WHAT TO PRODUCE: In the entries that follow, find the word "this" and report each line it is on.

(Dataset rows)
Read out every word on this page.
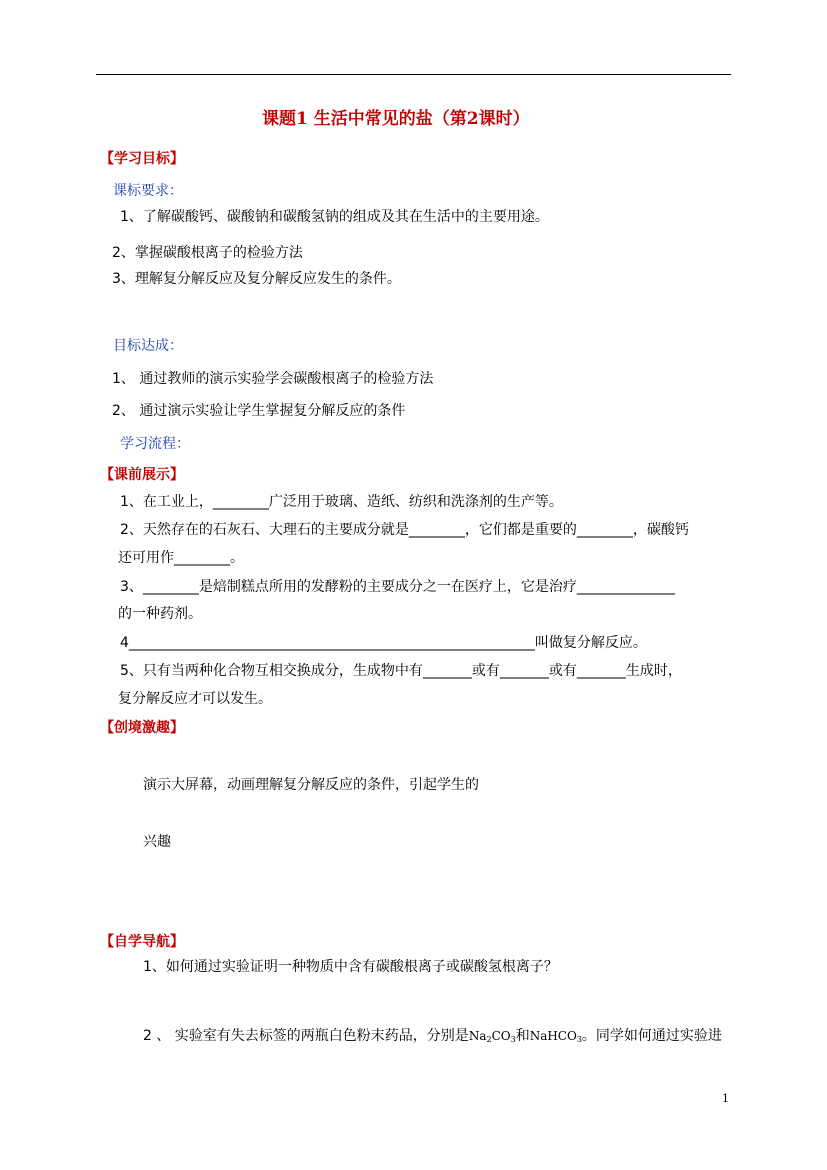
课题1 生活中常见的盐（第2课时）
【学习目标】
课标要求：
1、了解碳酸钙、碳酸钠和碳酸氢钠的组成及其在生活中的主要用途。
2、掌握碳酸根离子的检验方法
3、理解复分解反应及复分解反应发生的条件。
目标达成：
1、 通过教师的演示实验学会碳酸根离子的检验方法
2、 通过演示实验让学生掌握复分解反应的条件
学习流程：
【课前展示】
1、在工业上，________广泛用于玻璃、造纸、纺织和洗涤剂的生产等。
2、天然存在的石灰石、大理石的主要成分就是________，它们都是重要的________，碳酸钙
还可用作________。
3、________是焙制糕点所用的发酵粉的主要成分之一在医疗上，它是治疗______________
的一种药剂。
4__________________________________________________________叫做复分解反应。
5、只有当两种化合物互相交换成分，生成物中有_______或有_______或有_______生成时，
复分解反应才可以发生。
【创境激趣】
演示大屏幕，动画理解复分解反应的条件，引起学生的
兴趣
【自学导航】
1、如何通过实验证明一种物质中含有碳酸根离子或碳酸氢根离子？
2 、 实验室有失去标签的两瓶白色粉末药品，分别是$Na_2CO_3$和NaHCO$_3$。同学如何通过实验进
1
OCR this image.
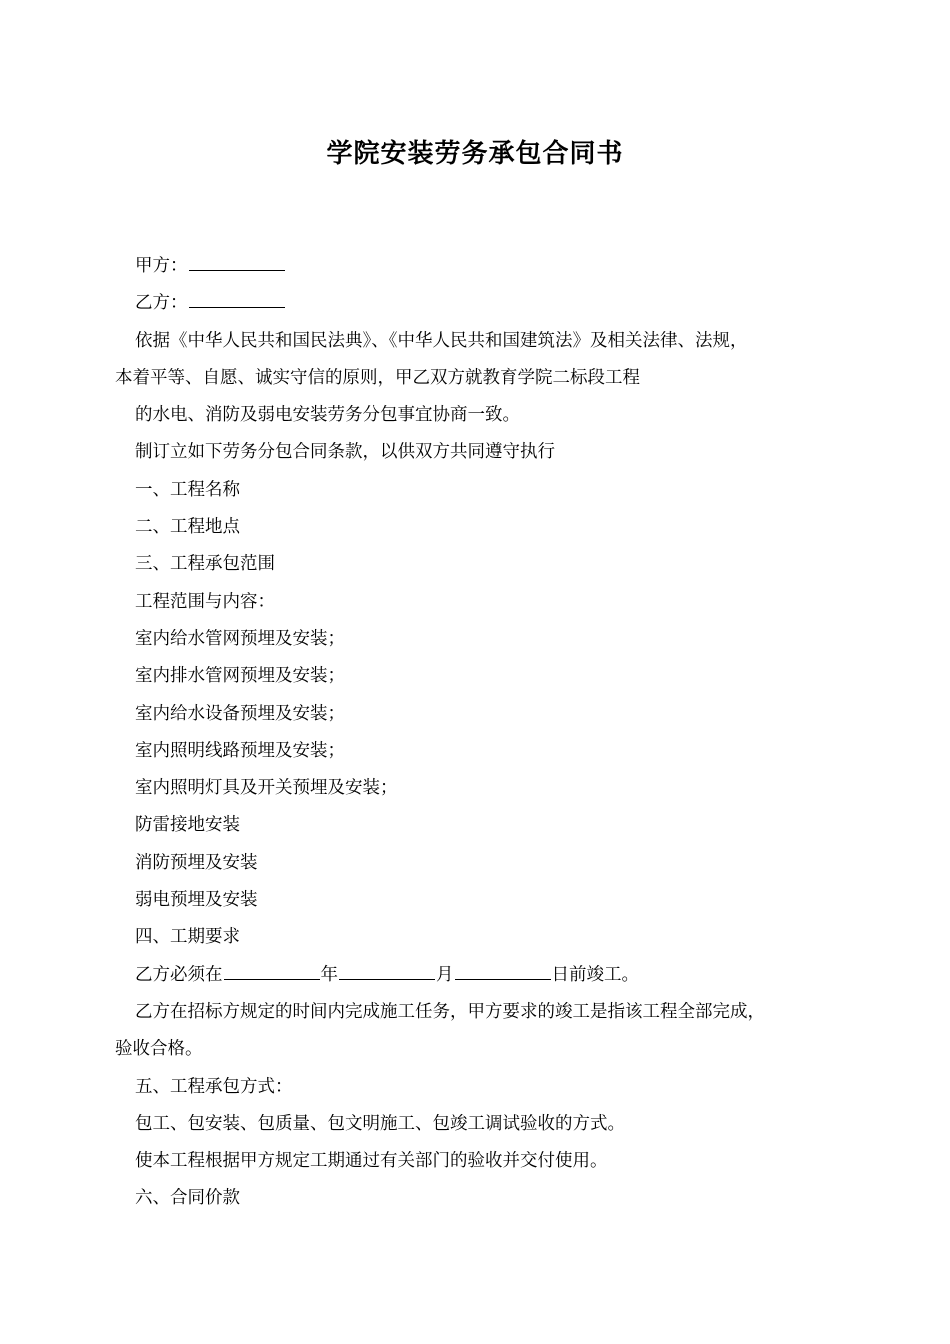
学院安装劳务承包合同书

甲方：

乙方：

依据《中华人民共和国民法典》、《中华人民共和国建筑法》及相关法律、法规，

本着平等、自愿、诚实守信的原则，甲乙双方就教育学院二标段工程

的水电、消防及弱电安装劳务分包事宜协商一致。

制订立如下劳务分包合同条款，以供双方共同遵守执行

一、工程名称

二、工程地点

三、工程承包范围

工程范围与内容：

室内给水管网预埋及安装；

室内排水管网预埋及安装；

室内给水设备预埋及安装；

室内照明线路预埋及安装；

室内照明灯具及开关预埋及安装；

防雷接地安装

消防预埋及安装

弱电预埋及安装

四、工期要求

乙方必须在	年	月	日前竣工。

乙方在招标方规定的时间内完成施工任务，甲方要求的竣工是指该工程全部完成，

验收合格。

五、工程承包方式：

包工、包安装、包质量、包文明施工、包竣工调试验收的方式。

使本工程根据甲方规定工期通过有关部门的验收并交付使用。

六、合同价款
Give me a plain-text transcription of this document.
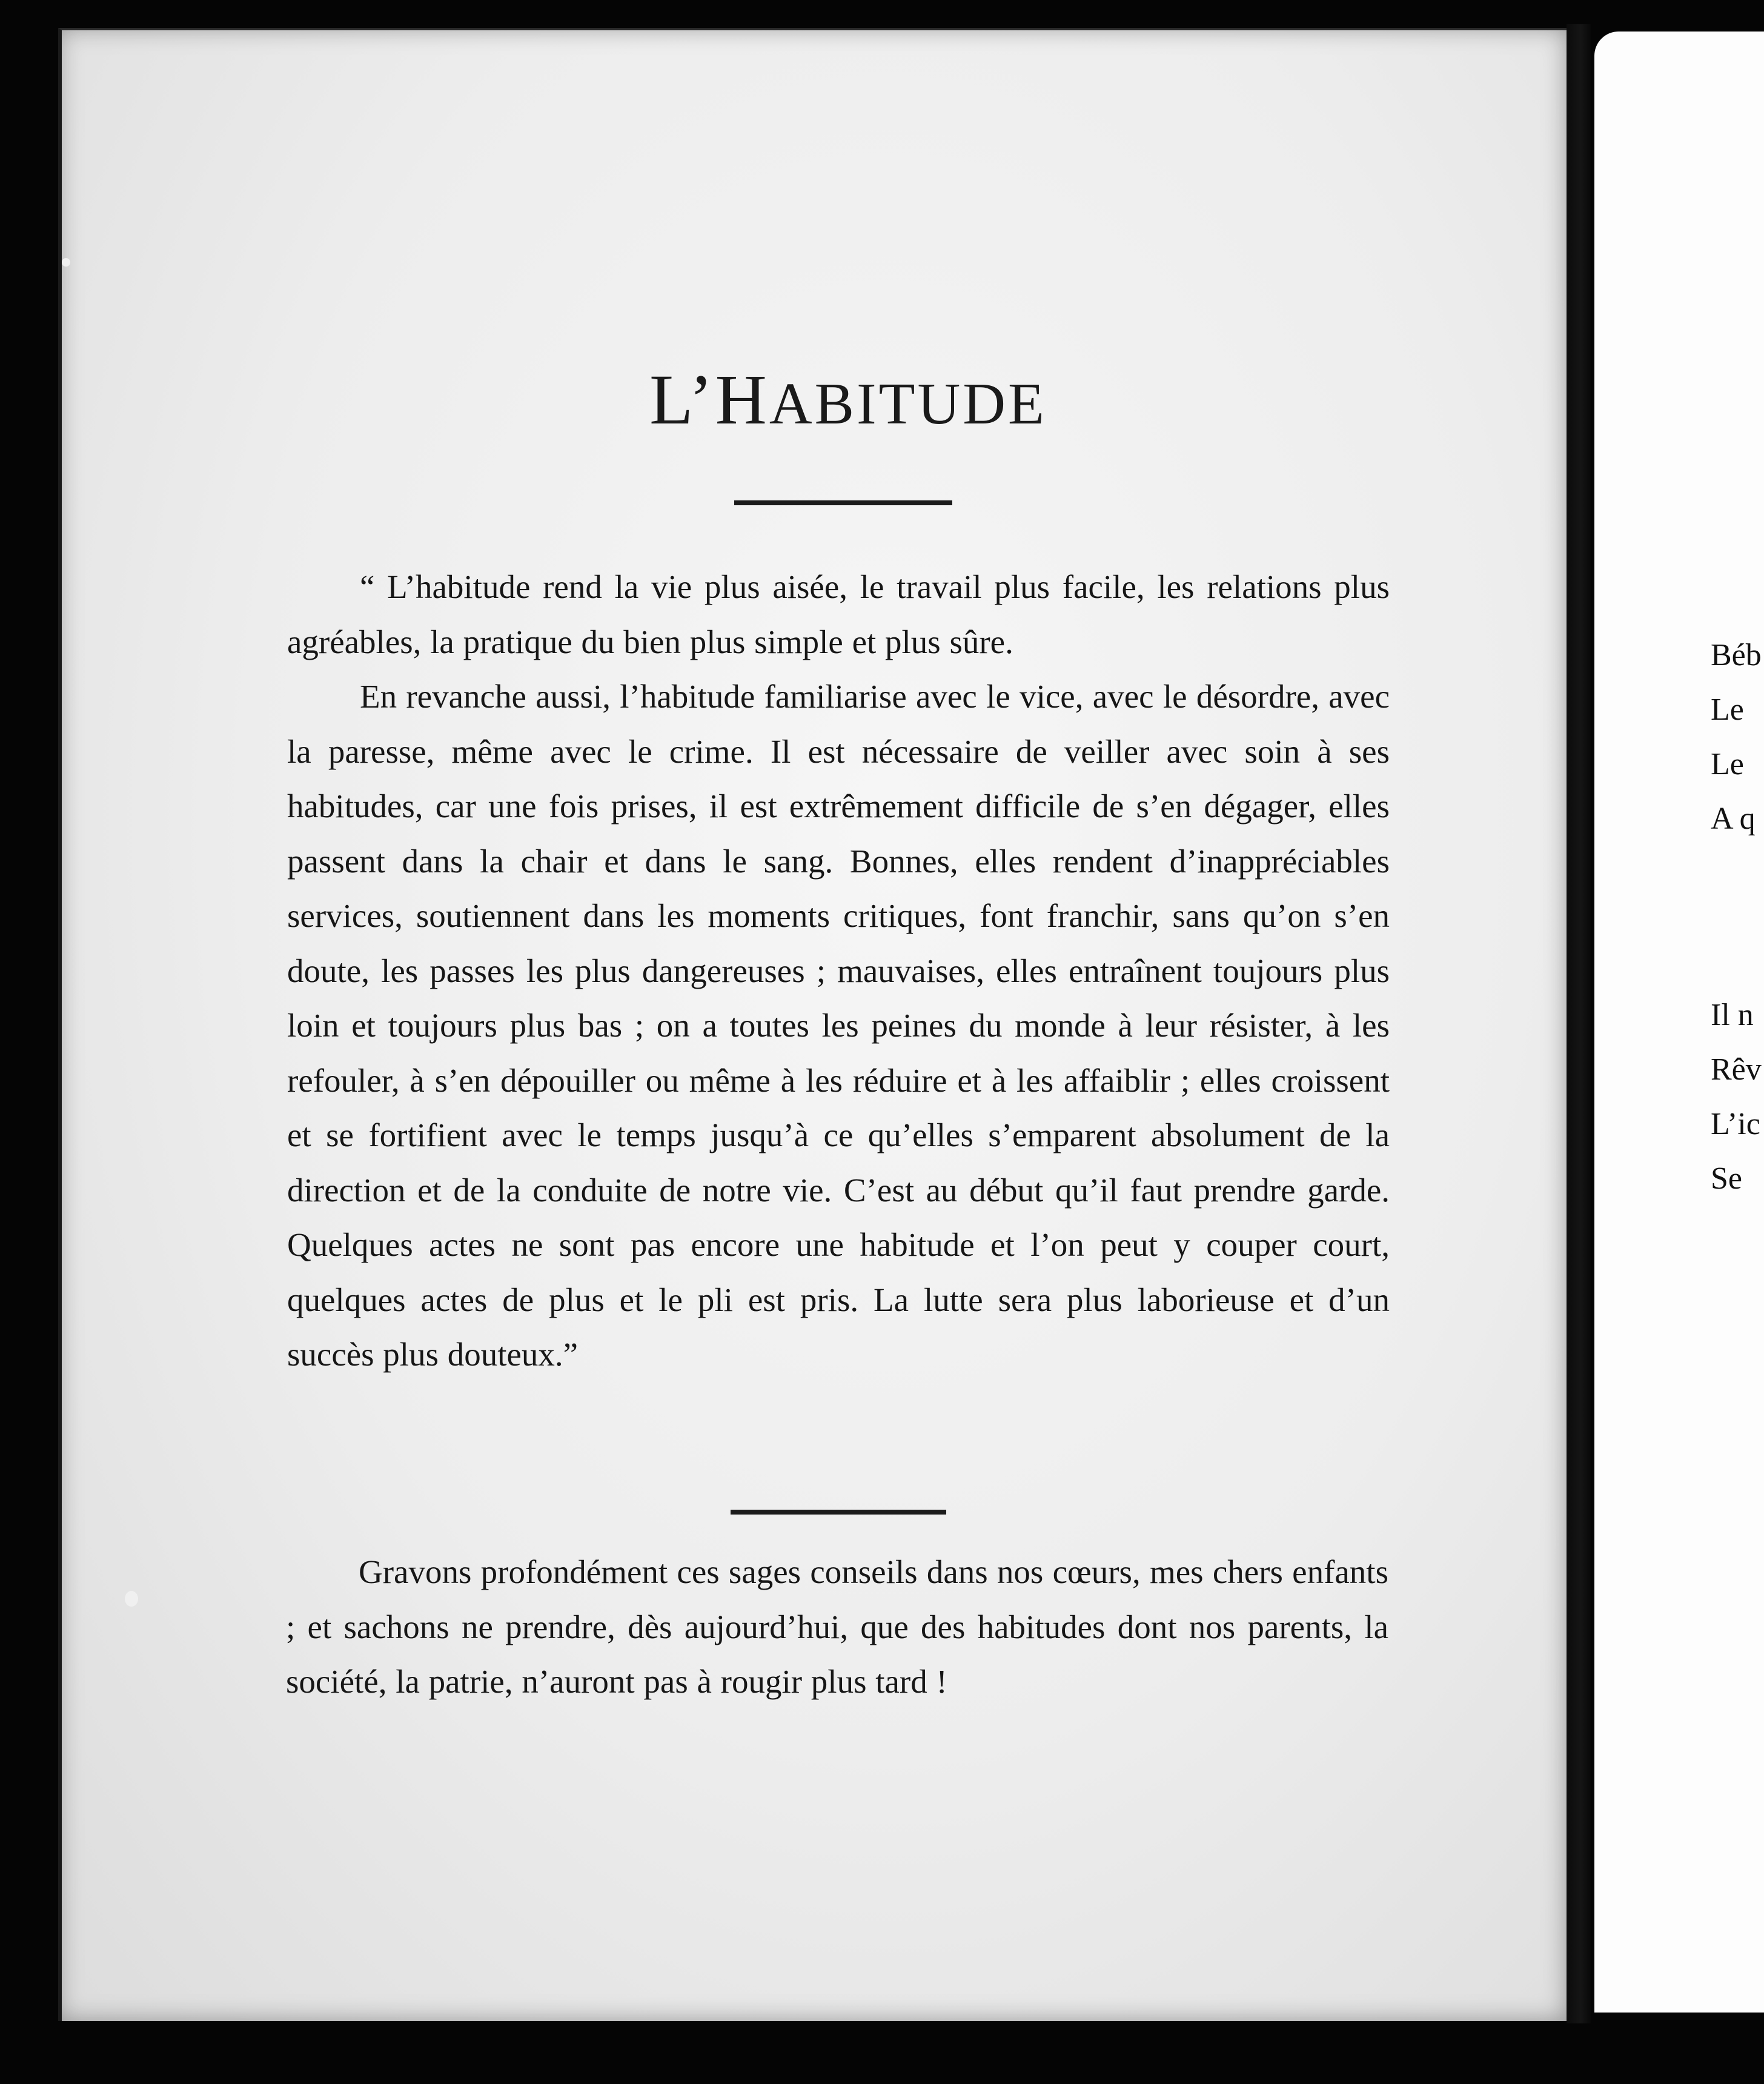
L’HABITUDE

“ L’habitude rend la vie plus aisée, le travail plus facile, les relations plus agréables, la pratique du bien plus simple et plus sûre.

En revanche aussi, l’habitude familiarise avec le vice, avec le désordre, avec la paresse, même avec le crime. Il est nécessaire de veiller avec soin à ses habitudes, car une fois prises, il est extrêmement difficile de s’en dégager, elles passent dans la chair et dans le sang. Bonnes, elles rendent d’inappréciables services, soutiennent dans les moments critiques, font franchir, sans qu’on s’en doute, les passes les plus dangereuses ; mauvaises, elles entraînent toujours plus loin et toujours plus bas ; on a toutes les peines du monde à leur résister, à les refouler, à s’en dépouiller ou même à les réduire et à les affaiblir ; elles croissent et se fortifient avec le temps jusqu’à ce qu’elles s’emparent absolument de la direction et de la conduite de notre vie. C’est au début qu’il faut prendre garde. Quelques actes ne sont pas encore une habitude et l’on peut y couper court, quelques actes de plus et le pli est pris. La lutte sera plus laborieuse et d’un succès plus douteux.”

Gravons profondément ces sages conseils dans nos cœurs, mes chers enfants ; et sachons ne prendre, dès aujourd’hui, que des habitudes dont nos parents, la société, la patrie, n’auront pas à rougir plus tard !

Béb
Le
Le
A q
Il n
Rêv
L’ic
Se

EXERCISE ANSWER:
Read out every word on this page.
OCR this image.
Give me a plain-text transcription of this document.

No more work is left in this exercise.